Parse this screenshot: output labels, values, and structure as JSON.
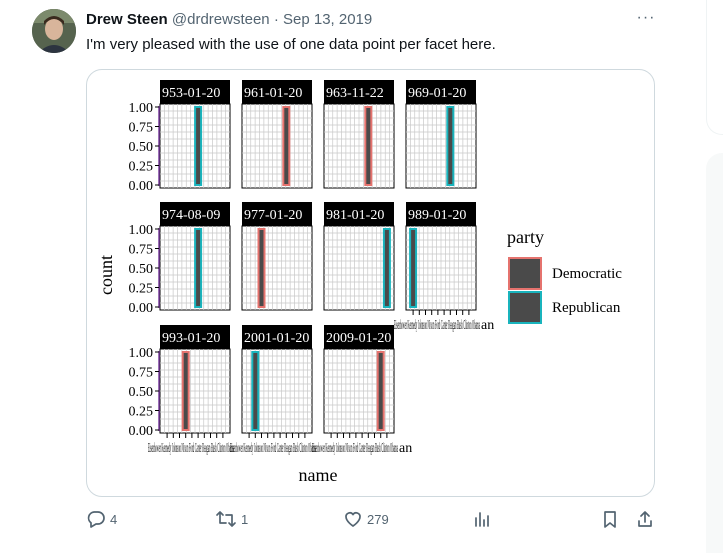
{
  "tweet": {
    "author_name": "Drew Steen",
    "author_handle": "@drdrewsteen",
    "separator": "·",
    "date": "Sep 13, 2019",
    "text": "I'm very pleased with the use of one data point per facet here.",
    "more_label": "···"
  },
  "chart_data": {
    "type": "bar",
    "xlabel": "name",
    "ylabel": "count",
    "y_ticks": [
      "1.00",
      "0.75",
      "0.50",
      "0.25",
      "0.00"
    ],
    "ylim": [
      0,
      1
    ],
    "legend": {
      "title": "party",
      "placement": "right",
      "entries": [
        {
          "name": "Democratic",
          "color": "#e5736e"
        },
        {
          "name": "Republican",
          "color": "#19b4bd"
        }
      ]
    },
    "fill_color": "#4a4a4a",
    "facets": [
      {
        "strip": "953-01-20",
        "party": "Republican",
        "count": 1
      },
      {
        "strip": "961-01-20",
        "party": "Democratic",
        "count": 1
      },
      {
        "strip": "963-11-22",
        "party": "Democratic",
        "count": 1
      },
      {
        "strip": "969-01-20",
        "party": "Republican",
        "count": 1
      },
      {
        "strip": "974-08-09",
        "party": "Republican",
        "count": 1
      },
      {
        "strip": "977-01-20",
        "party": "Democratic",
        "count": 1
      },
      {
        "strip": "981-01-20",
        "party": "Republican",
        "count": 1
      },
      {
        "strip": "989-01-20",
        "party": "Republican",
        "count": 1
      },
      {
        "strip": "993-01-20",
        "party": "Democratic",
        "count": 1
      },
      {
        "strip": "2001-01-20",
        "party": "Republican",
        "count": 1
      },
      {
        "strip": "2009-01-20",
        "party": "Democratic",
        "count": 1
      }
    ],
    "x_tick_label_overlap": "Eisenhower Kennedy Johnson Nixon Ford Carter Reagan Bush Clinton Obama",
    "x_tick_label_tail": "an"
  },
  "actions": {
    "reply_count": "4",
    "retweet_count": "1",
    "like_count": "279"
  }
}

* * *

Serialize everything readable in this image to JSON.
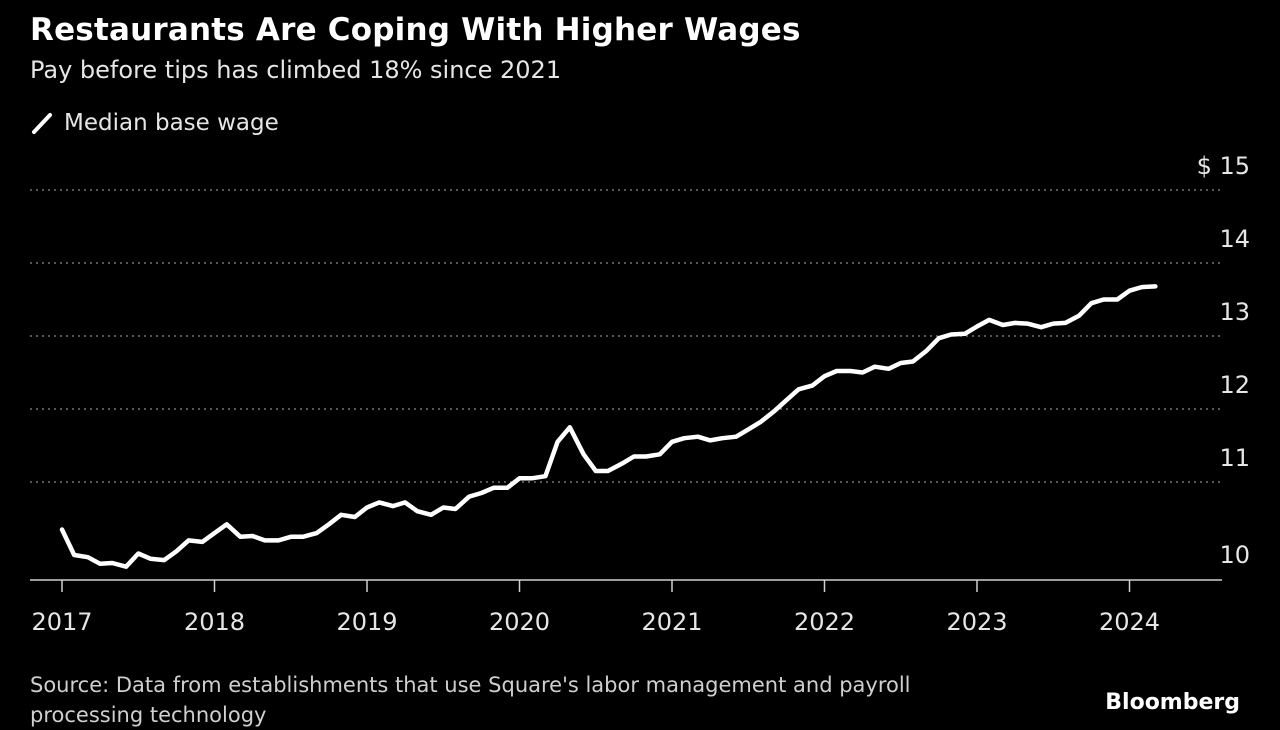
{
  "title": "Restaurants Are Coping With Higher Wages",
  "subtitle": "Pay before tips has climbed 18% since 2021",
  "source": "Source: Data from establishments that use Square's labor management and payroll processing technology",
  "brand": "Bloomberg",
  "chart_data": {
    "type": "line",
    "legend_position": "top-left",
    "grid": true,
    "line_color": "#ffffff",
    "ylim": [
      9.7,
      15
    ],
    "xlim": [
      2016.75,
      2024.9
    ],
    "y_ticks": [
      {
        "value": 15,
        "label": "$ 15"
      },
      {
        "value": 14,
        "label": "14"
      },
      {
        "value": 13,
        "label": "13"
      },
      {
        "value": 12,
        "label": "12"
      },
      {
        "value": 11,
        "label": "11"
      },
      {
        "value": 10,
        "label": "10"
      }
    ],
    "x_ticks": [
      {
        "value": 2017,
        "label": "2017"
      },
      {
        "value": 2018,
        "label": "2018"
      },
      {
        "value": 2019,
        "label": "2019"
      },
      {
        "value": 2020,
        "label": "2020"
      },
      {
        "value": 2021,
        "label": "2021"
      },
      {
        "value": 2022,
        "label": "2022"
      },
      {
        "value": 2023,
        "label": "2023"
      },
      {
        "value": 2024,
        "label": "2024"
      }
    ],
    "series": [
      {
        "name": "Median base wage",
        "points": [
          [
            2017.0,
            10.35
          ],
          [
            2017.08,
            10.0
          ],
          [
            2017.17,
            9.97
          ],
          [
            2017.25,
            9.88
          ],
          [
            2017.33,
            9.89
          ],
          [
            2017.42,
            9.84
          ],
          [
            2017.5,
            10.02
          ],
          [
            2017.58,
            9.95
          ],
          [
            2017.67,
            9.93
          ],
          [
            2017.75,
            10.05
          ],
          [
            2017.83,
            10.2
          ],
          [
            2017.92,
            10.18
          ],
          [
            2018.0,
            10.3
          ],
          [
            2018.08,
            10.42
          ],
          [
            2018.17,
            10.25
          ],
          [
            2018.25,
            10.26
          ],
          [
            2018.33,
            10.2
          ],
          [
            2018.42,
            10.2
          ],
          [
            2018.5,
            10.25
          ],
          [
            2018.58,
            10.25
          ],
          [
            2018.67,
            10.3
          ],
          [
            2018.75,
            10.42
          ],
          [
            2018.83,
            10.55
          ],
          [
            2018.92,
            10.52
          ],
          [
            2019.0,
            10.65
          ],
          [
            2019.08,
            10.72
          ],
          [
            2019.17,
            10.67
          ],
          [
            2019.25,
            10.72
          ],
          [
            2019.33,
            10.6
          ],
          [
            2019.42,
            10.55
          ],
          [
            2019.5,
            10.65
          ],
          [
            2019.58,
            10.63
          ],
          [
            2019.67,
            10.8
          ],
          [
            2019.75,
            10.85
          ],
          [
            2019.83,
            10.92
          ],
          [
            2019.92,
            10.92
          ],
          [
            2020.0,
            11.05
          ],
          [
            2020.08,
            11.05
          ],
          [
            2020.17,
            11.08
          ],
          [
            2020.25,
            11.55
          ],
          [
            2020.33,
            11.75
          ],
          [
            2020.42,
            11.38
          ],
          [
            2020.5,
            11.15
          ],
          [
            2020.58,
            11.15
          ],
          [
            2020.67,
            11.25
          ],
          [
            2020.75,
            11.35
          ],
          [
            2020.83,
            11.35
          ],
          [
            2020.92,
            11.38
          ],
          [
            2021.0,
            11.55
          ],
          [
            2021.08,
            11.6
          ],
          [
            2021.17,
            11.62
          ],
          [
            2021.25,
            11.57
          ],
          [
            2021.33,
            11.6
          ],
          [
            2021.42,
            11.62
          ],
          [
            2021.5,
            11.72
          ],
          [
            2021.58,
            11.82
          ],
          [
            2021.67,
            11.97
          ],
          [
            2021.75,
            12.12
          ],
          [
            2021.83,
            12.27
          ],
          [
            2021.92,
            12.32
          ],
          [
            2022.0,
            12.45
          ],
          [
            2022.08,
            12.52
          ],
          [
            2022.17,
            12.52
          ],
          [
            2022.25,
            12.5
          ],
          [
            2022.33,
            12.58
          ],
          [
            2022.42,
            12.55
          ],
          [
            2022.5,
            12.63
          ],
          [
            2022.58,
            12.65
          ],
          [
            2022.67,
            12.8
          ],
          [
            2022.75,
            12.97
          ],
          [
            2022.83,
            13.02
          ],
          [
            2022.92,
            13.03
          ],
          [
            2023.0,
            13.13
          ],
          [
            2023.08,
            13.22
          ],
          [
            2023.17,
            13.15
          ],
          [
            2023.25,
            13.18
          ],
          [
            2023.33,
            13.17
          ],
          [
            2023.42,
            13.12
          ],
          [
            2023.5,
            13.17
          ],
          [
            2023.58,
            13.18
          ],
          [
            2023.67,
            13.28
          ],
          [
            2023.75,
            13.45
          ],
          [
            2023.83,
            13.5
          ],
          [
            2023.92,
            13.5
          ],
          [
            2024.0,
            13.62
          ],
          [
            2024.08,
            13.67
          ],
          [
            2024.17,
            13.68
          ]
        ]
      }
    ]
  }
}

...

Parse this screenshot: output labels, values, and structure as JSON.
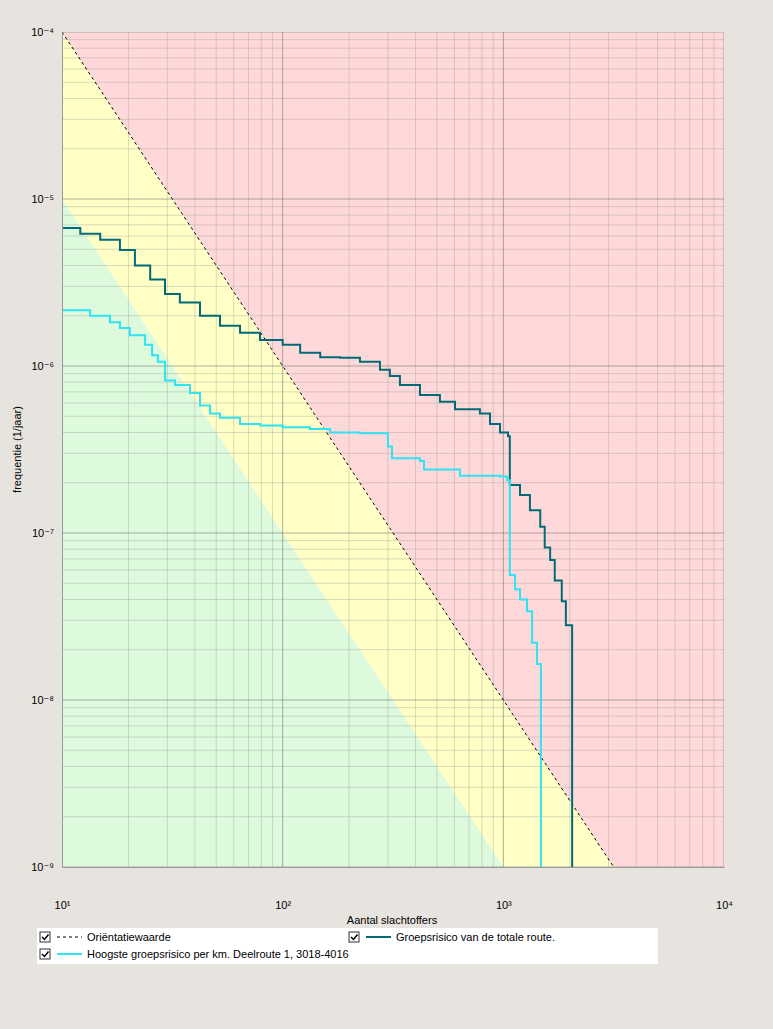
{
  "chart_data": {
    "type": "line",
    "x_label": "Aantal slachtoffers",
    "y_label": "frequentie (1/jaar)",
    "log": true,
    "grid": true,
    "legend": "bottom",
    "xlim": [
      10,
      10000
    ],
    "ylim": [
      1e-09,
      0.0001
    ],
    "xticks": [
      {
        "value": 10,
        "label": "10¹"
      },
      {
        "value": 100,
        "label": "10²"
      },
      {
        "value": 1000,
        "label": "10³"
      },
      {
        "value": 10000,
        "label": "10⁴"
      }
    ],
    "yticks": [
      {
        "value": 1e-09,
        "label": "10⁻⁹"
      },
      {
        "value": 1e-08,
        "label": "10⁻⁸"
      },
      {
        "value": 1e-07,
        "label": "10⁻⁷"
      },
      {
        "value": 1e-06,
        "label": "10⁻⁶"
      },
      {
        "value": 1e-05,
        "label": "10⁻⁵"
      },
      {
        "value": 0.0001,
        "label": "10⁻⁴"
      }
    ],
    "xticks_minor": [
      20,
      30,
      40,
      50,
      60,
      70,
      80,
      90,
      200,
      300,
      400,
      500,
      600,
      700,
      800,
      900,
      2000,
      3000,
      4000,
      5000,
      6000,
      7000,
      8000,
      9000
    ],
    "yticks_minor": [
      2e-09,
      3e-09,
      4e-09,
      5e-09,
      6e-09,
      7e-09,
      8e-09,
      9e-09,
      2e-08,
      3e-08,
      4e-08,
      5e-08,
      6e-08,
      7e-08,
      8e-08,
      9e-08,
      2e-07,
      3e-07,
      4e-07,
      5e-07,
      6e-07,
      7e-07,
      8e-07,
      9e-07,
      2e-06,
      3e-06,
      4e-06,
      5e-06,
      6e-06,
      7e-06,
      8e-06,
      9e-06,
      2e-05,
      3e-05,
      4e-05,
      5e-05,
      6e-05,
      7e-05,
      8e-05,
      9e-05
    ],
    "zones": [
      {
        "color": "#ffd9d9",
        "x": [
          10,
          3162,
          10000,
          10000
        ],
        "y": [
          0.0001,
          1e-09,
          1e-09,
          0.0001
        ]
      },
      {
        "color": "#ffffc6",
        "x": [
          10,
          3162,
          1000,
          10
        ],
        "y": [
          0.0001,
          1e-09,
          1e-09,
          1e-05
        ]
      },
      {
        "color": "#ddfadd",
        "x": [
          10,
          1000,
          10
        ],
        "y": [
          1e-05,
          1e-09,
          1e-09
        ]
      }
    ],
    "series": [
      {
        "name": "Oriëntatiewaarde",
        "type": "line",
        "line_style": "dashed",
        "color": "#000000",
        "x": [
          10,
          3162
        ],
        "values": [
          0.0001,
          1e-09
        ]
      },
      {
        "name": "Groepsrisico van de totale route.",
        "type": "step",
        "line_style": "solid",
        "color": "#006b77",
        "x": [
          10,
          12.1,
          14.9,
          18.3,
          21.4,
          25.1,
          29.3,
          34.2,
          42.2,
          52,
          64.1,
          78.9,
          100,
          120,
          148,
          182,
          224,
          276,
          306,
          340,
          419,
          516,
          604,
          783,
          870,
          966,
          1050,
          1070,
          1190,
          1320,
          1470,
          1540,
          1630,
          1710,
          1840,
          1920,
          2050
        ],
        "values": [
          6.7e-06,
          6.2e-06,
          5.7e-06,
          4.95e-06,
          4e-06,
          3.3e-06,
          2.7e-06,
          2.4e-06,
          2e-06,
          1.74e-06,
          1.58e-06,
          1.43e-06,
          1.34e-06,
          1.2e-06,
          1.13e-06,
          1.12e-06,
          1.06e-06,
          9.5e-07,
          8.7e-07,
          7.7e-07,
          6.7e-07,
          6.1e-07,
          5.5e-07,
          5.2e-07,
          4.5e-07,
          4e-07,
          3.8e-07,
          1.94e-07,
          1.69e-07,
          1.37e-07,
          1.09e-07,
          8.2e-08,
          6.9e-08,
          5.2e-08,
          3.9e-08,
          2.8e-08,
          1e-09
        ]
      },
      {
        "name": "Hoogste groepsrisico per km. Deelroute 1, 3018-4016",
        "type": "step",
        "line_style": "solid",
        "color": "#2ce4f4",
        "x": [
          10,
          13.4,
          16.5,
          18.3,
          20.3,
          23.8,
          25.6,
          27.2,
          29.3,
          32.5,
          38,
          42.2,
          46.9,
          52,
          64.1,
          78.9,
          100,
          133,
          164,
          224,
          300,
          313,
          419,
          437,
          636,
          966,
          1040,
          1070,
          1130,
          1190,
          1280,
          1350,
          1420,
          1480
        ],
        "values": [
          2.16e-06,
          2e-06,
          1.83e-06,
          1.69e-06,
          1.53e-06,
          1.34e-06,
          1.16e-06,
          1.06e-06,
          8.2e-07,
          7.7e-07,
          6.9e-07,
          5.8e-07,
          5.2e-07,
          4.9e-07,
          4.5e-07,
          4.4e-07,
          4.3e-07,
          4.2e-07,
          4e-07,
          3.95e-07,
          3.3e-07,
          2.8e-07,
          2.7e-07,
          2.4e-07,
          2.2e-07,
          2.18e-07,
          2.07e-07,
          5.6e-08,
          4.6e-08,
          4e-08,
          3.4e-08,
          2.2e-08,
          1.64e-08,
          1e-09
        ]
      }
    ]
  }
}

▶ **TASK DETAILS**: In the records above, find each line with the word "strip" and copy it.

▶ **RESPONSE**:
        "strip": "953-01-20",
        "strip": "961-01-20",
        "strip": "963-11-22",
        "strip": "969-01-20",
        "strip": "974-08-09",
        "strip": "977-01-20",
        "strip": "981-01-20",
        "strip": "989-01-20",
        "strip": "993-01-20",
        "strip": "2001-01-20",
        "strip": "2009-01-20",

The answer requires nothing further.